▶ _Brief_:
Reproduce all the lines exactly as they stand, apart from the pictures.

▶ _Provided records_:
┏━━

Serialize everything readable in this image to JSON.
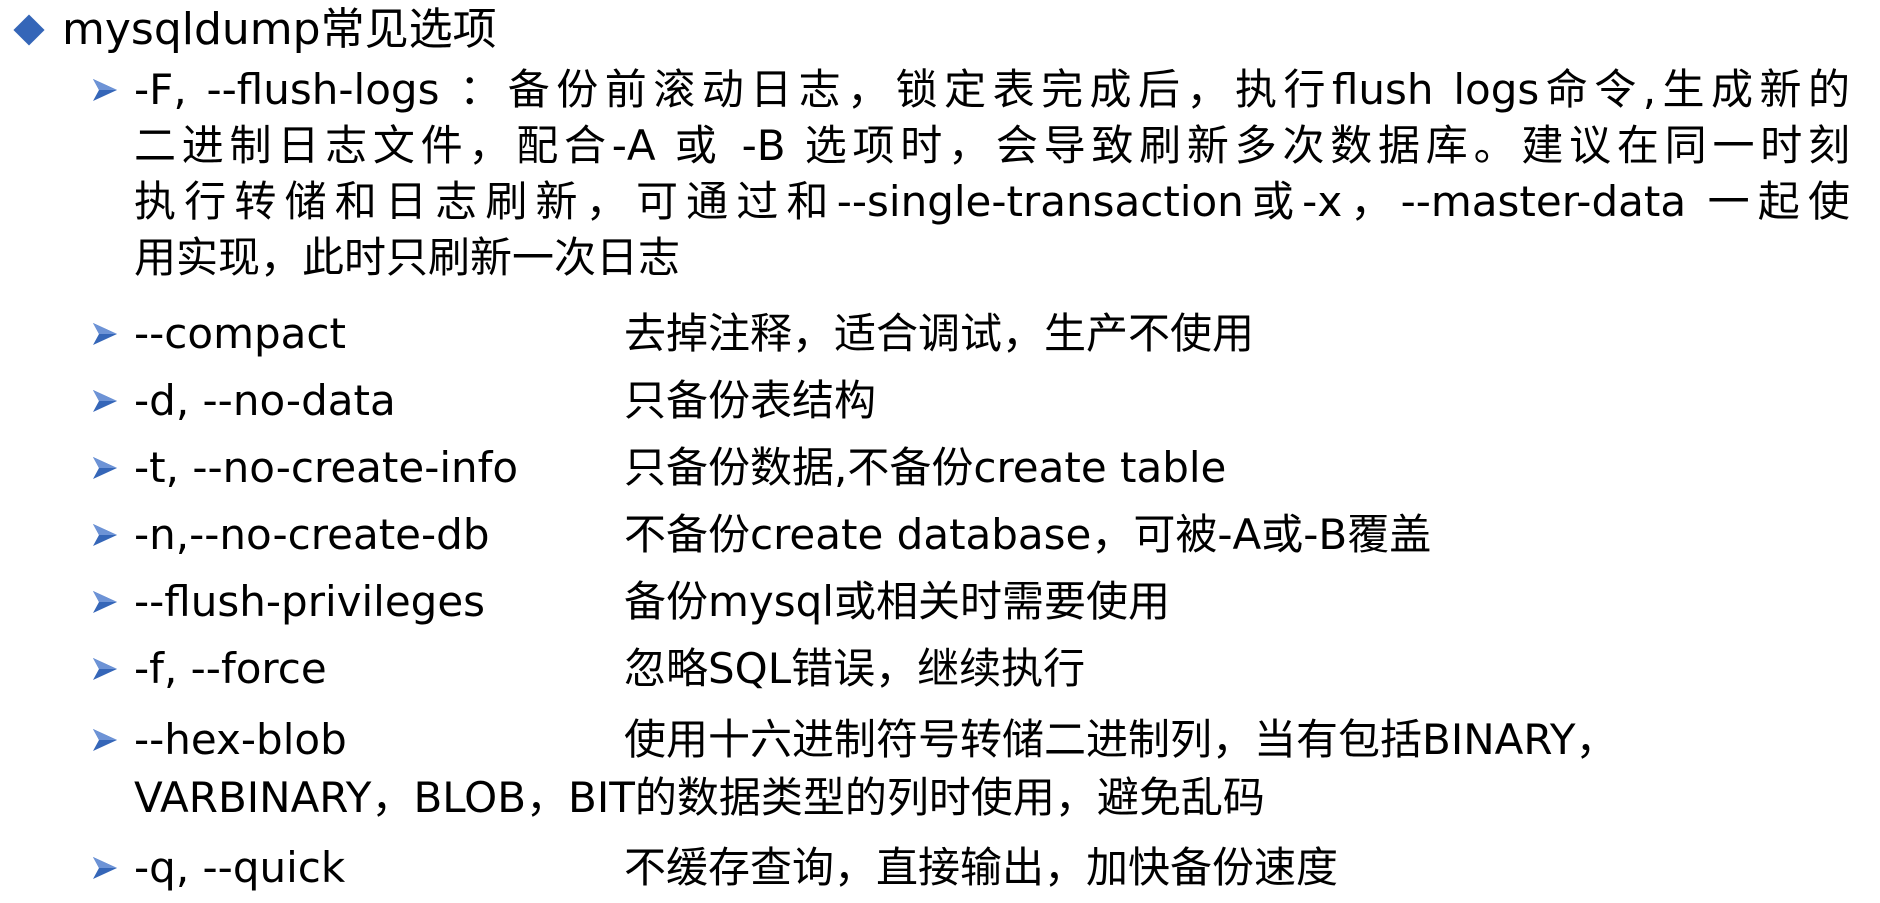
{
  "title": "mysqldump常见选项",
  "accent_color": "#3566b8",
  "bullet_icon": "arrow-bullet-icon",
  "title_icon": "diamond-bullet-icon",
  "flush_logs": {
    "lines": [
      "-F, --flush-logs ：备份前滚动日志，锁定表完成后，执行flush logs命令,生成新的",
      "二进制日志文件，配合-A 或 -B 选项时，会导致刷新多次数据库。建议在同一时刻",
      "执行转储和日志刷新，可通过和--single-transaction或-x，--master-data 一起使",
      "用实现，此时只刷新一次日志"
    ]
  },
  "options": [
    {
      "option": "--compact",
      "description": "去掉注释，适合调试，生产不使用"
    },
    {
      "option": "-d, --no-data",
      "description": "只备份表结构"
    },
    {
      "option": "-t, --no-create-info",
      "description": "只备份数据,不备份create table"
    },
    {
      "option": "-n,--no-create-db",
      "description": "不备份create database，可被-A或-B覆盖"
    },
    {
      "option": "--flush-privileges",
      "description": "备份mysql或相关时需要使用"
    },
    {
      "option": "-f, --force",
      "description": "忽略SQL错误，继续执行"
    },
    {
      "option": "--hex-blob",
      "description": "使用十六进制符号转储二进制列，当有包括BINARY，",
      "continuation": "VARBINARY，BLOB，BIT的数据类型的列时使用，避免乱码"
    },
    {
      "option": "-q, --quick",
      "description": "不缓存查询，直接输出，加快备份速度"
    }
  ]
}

┗━━

▶ _Full response_:
Serialize everything readable in this image to JSON.
{
  "title": "mysqldump常见选项",
  "accent_color": "#3566b8",
  "bullet_icon": "arrow-bullet-icon",
  "title_icon": "diamond-bullet-icon",
  "flush_logs": {
    "lines": [
      "-F, --flush-logs ：备份前滚动日志，锁定表完成后，执行flush logs命令,生成新的",
      "二进制日志文件，配合-A 或 -B 选项时，会导致刷新多次数据库。建议在同一时刻",
      "执行转储和日志刷新，可通过和--single-transaction或-x，--master-data 一起使",
      "用实现，此时只刷新一次日志"
    ]
  },
  "options": [
    {
      "option": "--compact",
      "description": "去掉注释，适合调试，生产不使用"
    },
    {
      "option": "-d, --no-data",
      "description": "只备份表结构"
    },
    {
      "option": "-t, --no-create-info",
      "description": "只备份数据,不备份create table"
    },
    {
      "option": "-n,--no-create-db",
      "description": "不备份create database，可被-A或-B覆盖"
    },
    {
      "option": "--flush-privileges",
      "description": "备份mysql或相关时需要使用"
    },
    {
      "option": "-f, --force",
      "description": "忽略SQL错误，继续执行"
    },
    {
      "option": "--hex-blob",
      "description": "使用十六进制符号转储二进制列，当有包括BINARY，",
      "continuation": "VARBINARY，BLOB，BIT的数据类型的列时使用，避免乱码"
    },
    {
      "option": "-q, --quick",
      "description": "不缓存查询，直接输出，加快备份速度"
    }
  ]
}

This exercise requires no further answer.